• Set problem
Among the entries, which lines carry the string "annotation"? Copy each of them.

• Listed entries
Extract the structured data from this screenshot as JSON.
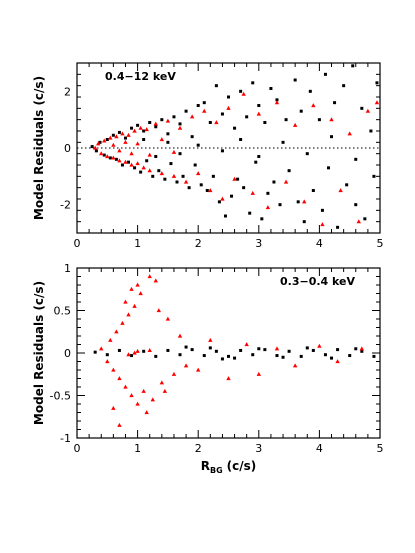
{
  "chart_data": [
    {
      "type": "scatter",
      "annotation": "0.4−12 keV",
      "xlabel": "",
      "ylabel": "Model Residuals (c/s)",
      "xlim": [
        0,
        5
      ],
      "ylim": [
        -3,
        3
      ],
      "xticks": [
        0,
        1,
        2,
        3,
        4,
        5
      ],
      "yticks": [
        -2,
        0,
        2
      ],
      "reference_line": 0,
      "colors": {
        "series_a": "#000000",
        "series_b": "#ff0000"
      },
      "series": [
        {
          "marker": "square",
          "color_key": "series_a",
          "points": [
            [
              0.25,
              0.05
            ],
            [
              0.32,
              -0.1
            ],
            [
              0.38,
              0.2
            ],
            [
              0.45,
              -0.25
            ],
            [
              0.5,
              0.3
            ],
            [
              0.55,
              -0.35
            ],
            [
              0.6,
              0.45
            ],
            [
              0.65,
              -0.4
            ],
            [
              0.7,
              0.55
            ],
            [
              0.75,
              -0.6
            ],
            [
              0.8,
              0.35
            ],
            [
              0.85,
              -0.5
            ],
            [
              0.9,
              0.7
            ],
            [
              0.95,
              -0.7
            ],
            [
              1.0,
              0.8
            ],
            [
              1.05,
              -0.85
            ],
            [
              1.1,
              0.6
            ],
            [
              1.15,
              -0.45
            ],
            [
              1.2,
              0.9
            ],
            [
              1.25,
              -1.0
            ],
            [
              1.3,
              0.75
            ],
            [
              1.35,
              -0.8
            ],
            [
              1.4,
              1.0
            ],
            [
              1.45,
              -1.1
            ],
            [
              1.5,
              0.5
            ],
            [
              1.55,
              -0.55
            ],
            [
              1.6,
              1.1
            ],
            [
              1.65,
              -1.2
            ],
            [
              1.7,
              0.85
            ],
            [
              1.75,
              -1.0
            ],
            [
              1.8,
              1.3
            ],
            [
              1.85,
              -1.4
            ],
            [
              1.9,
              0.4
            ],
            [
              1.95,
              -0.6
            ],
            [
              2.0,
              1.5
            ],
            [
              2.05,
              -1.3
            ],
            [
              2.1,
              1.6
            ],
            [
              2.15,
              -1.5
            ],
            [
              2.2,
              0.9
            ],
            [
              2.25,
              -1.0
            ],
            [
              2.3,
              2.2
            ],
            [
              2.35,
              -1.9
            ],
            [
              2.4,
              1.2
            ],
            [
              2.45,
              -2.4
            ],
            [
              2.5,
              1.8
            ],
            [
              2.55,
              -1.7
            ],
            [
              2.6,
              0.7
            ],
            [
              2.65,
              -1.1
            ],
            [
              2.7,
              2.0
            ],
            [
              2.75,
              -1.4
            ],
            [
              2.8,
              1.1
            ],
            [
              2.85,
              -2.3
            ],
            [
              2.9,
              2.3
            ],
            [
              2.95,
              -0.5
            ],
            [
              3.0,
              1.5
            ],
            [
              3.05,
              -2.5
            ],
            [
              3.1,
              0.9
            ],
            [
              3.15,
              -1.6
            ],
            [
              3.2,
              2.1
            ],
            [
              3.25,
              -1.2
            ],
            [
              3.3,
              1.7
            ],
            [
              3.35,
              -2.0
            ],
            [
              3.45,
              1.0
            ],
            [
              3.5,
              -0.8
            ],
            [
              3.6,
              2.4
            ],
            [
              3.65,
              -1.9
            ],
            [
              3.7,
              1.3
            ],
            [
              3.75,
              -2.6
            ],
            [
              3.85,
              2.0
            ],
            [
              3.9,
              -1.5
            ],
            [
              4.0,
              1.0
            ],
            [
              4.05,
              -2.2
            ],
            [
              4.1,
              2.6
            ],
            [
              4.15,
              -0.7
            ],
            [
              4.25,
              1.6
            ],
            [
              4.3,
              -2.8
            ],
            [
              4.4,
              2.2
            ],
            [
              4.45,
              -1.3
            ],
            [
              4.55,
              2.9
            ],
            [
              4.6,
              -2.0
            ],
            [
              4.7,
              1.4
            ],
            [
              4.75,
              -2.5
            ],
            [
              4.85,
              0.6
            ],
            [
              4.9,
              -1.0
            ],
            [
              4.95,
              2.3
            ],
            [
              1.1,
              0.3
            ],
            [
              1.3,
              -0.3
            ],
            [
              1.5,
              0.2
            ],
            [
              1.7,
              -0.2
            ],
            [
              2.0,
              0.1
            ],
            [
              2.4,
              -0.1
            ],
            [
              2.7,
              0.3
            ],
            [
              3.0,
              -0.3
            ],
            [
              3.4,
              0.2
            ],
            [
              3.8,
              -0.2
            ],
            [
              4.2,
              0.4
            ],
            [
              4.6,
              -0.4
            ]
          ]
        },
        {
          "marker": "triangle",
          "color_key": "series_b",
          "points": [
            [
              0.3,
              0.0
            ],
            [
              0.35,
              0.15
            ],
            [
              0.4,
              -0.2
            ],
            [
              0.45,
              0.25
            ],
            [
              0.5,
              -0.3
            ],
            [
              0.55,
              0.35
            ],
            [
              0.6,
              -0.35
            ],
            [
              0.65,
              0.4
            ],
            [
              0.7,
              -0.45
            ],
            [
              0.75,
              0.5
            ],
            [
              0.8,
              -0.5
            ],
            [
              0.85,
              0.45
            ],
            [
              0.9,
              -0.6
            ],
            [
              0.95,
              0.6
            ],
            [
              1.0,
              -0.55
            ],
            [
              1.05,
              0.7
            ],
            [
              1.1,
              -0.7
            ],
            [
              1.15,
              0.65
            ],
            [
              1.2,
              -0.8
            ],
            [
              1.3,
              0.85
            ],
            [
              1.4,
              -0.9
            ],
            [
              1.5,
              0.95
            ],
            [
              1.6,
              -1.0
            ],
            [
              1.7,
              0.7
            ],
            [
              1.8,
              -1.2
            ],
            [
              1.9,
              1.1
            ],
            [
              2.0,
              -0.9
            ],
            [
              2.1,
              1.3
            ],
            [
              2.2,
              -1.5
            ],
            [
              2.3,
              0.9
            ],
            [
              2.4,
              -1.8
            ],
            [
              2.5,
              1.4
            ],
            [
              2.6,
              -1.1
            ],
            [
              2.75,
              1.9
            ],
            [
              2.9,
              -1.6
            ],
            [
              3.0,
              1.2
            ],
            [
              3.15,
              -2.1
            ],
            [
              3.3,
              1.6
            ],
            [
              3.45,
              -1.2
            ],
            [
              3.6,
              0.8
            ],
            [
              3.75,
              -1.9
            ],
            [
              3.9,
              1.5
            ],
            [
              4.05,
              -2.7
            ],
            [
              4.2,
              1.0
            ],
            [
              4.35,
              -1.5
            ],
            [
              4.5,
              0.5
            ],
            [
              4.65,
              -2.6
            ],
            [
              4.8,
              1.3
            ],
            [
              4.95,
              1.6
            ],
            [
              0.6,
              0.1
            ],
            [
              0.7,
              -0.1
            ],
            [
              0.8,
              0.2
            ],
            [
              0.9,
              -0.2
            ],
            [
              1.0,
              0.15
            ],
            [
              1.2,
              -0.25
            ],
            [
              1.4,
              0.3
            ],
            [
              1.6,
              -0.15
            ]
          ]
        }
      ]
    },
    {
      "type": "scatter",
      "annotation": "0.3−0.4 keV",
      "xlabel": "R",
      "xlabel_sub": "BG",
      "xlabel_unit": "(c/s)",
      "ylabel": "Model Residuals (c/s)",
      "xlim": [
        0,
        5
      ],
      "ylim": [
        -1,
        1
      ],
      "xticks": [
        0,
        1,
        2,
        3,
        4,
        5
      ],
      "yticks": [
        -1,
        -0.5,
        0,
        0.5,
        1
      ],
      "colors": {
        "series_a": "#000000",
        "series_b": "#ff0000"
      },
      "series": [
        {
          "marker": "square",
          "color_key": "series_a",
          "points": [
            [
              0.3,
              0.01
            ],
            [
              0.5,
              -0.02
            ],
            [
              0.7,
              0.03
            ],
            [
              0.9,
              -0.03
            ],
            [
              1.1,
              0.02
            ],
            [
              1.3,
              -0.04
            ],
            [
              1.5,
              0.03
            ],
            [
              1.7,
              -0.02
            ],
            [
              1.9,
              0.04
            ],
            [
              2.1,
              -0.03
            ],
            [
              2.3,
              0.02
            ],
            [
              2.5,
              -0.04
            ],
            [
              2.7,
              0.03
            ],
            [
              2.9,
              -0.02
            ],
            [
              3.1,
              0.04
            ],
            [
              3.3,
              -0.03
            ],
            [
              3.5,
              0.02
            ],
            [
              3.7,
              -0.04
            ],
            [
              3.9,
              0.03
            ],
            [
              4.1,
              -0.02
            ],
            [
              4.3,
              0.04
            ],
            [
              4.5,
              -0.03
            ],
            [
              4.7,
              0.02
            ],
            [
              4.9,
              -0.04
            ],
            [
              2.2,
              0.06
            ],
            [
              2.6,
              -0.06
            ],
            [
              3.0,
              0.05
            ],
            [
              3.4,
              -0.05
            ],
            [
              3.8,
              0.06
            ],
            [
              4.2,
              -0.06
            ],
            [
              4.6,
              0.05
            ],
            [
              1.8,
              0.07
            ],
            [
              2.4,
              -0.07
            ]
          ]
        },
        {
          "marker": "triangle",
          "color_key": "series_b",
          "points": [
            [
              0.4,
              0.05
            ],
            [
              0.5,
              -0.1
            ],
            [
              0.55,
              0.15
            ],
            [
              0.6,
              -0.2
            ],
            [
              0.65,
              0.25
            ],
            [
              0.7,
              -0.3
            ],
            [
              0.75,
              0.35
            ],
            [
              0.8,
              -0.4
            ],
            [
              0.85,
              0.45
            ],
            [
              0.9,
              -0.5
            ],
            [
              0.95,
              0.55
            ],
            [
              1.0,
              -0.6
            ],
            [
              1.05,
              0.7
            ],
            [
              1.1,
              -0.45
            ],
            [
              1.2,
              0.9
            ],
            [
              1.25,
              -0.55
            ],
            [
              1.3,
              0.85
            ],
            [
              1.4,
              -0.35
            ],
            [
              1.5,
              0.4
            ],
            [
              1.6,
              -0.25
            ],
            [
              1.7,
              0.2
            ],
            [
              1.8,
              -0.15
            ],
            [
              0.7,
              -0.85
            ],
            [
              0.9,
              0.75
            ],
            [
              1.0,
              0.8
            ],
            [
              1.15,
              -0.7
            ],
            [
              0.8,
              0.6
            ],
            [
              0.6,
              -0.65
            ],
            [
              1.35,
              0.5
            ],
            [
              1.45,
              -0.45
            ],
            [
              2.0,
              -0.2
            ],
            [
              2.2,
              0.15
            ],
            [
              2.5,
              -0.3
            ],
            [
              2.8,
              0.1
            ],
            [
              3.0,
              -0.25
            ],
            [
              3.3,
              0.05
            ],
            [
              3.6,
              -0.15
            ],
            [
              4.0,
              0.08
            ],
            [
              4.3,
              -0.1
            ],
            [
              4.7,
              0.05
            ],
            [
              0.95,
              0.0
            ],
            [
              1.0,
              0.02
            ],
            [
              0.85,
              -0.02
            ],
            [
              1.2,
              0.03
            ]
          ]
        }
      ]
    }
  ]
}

• Solved exercise
      "annotation": "0.4−12 keV",
      "annotation": "0.3−0.4 keV",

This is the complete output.